- Written problem
Skip the pictures. Repeat everything else in the records word for word.

## Start

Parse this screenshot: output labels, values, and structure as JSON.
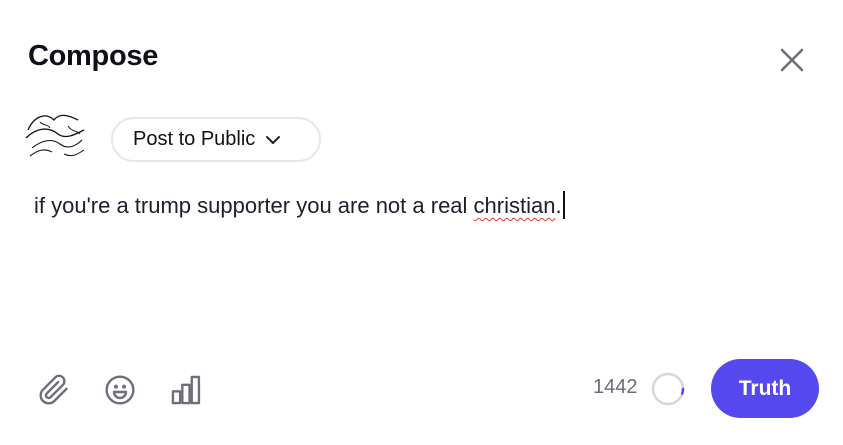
{
  "header": {
    "title": "Compose",
    "close_icon": "close-icon"
  },
  "composer": {
    "audience_label": "Post to Public",
    "audience_icon": "chevron-down-icon",
    "text_before": "if you're a trump supporter you are not a real ",
    "text_misspelled": "christian",
    "text_after": "."
  },
  "toolbar": {
    "icons": [
      "paperclip-icon",
      "emoji-icon",
      "poll-icon"
    ],
    "char_counter": "1442",
    "post_label": "Truth"
  },
  "colors": {
    "accent": "#5448ee",
    "text": "#1e1e2c",
    "muted": "#6b6b78",
    "border": "#e6e6ec",
    "spellcheck": "#e53935"
  }
}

## End

- Written response
Parse this screenshot: output labels, values, and structure as JSON.
{
  "header": {
    "title": "Compose",
    "close_icon": "close-icon"
  },
  "composer": {
    "audience_label": "Post to Public",
    "audience_icon": "chevron-down-icon",
    "text_before": "if you're a trump supporter you are not a real ",
    "text_misspelled": "christian",
    "text_after": "."
  },
  "toolbar": {
    "icons": [
      "paperclip-icon",
      "emoji-icon",
      "poll-icon"
    ],
    "char_counter": "1442",
    "post_label": "Truth"
  },
  "colors": {
    "accent": "#5448ee",
    "text": "#1e1e2c",
    "muted": "#6b6b78",
    "border": "#e6e6ec",
    "spellcheck": "#e53935"
  }
}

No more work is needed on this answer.